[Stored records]
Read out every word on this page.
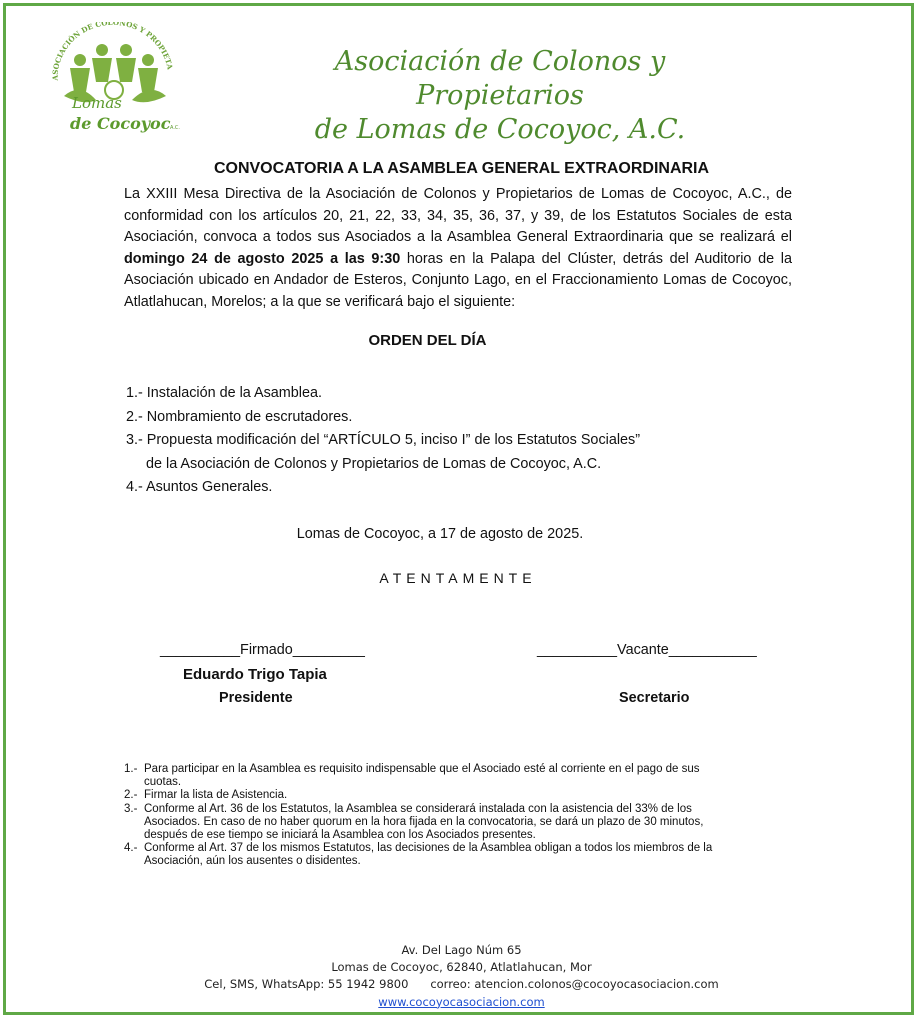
ASOCIACIÓN DE COLONOS Y PROPIETA
Lomas
de Cocoyoc A.C.
Asociación de Colonos y Propietarios
de Lomas de Cocoyoc, A.C.
CONVOCATORIA A LA ASAMBLEA GENERAL EXTRAORDINARIA
La XXIII Mesa Directiva de la Asociación de Colonos y Propietarios de Lomas de Cocoyoc, A.C., de conformidad con los artículos 20, 21, 22, 33, 34, 35, 36, 37, y 39, de los Estatutos Sociales de esta Asociación, convoca a todos sus Asociados a la Asamblea General Extraordinaria que se realizará el domingo 24 de agosto 2025 a las 9:30 horas en la Palapa del Clúster, detrás del Auditorio de la Asociación ubicado en Andador de Esteros, Conjunto Lago, en el Fraccionamiento Lomas de Cocoyoc, Atlatlahucan, Morelos; a la que se verificará bajo el siguiente:
ORDEN DEL DÍA
1.- Instalación de la Asamblea.
2.- Nombramiento de escrutadores.
3.- Propuesta modificación del “ARTÍCULO 5, inciso I” de los Estatutos Sociales”
de la Asociación de Colonos y Propietarios de Lomas de Cocoyoc, A.C.
4.- Asuntos Generales.
Lomas de Cocoyoc, a 17 de agosto de 2025.
ATENTAMENTE
__________Firmado_________
Eduardo Trigo Tapia
Presidente
__________Vacante___________
Secretario
1.- Para participar en la Asamblea es requisito indispensable que el Asociado esté al corriente en el pago de sus cuotas.
2.- Firmar la lista de Asistencia.
3.- Conforme al Art. 36 de los Estatutos, la Asamblea se considerará instalada con la asistencia del 33% de los Asociados. En caso de no haber quorum en la hora fijada en la convocatoria, se dará un plazo de 30 minutos, después de ese tiempo se iniciará la Asamblea con los Asociados presentes.
4.- Conforme al Art. 37 de los mismos Estatutos, las decisiones de la Asamblea obligan a todos los miembros de la Asociación, aún los ausentes o disidentes.
Av. Del Lago Núm 65
Lomas de Cocoyoc, 62840, Atlatlahucan, Mor
Cel, SMS, WhatsApp: 55 1942 9800      correo: atencion.colonos@cocoyocasociacion.com
www.cocoyocasociacion.com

Problem to work on | Restate each of the entries above word for word and skip every image.

Reply to the task |
Read out every word on this page.
ASOCIACIÓN DE COLONOS Y PROPIETA
Lomas
de Cocoyoc A.C.
Asociación de Colonos y Propietarios
de Lomas de Cocoyoc, A.C.
CONVOCATORIA A LA ASAMBLEA GENERAL EXTRAORDINARIA
La XXIII Mesa Directiva de la Asociación de Colonos y Propietarios de Lomas de Cocoyoc, A.C., de conformidad con los artículos 20, 21, 22, 33, 34, 35, 36, 37, y 39, de los Estatutos Sociales de esta Asociación, convoca a todos sus Asociados a la Asamblea General Extraordinaria que se realizará el domingo 24 de agosto 2025 a las 9:30 horas en la Palapa del Clúster, detrás del Auditorio de la Asociación ubicado en Andador de Esteros, Conjunto Lago, en el Fraccionamiento Lomas de Cocoyoc, Atlatlahucan, Morelos; a la que se verificará bajo el siguiente:
ORDEN DEL DÍA
1.- Instalación de la Asamblea.
2.- Nombramiento de escrutadores.
3.- Propuesta modificación del “ARTÍCULO 5, inciso I” de los Estatutos Sociales”
de la Asociación de Colonos y Propietarios de Lomas de Cocoyoc, A.C.
4.- Asuntos Generales.
Lomas de Cocoyoc, a 17 de agosto de 2025.
ATENTAMENTE
__________Firmado_________
Eduardo Trigo Tapia
Presidente
__________Vacante___________
Secretario
1.- Para participar en la Asamblea es requisito indispensable que el Asociado esté al corriente en el pago de sus cuotas.
2.- Firmar la lista de Asistencia.
3.- Conforme al Art. 36 de los Estatutos, la Asamblea se considerará instalada con la asistencia del 33% de los Asociados. En caso de no haber quorum en la hora fijada en la convocatoria, se dará un plazo de 30 minutos, después de ese tiempo se iniciará la Asamblea con los Asociados presentes.
4.- Conforme al Art. 37 de los mismos Estatutos, las decisiones de la Asamblea obligan a todos los miembros de la Asociación, aún los ausentes o disidentes.
Av. Del Lago Núm 65
Lomas de Cocoyoc, 62840, Atlatlahucan, Mor
Cel, SMS, WhatsApp: 55 1942 9800      correo: atencion.colonos@cocoyocasociacion.com
www.cocoyocasociacion.com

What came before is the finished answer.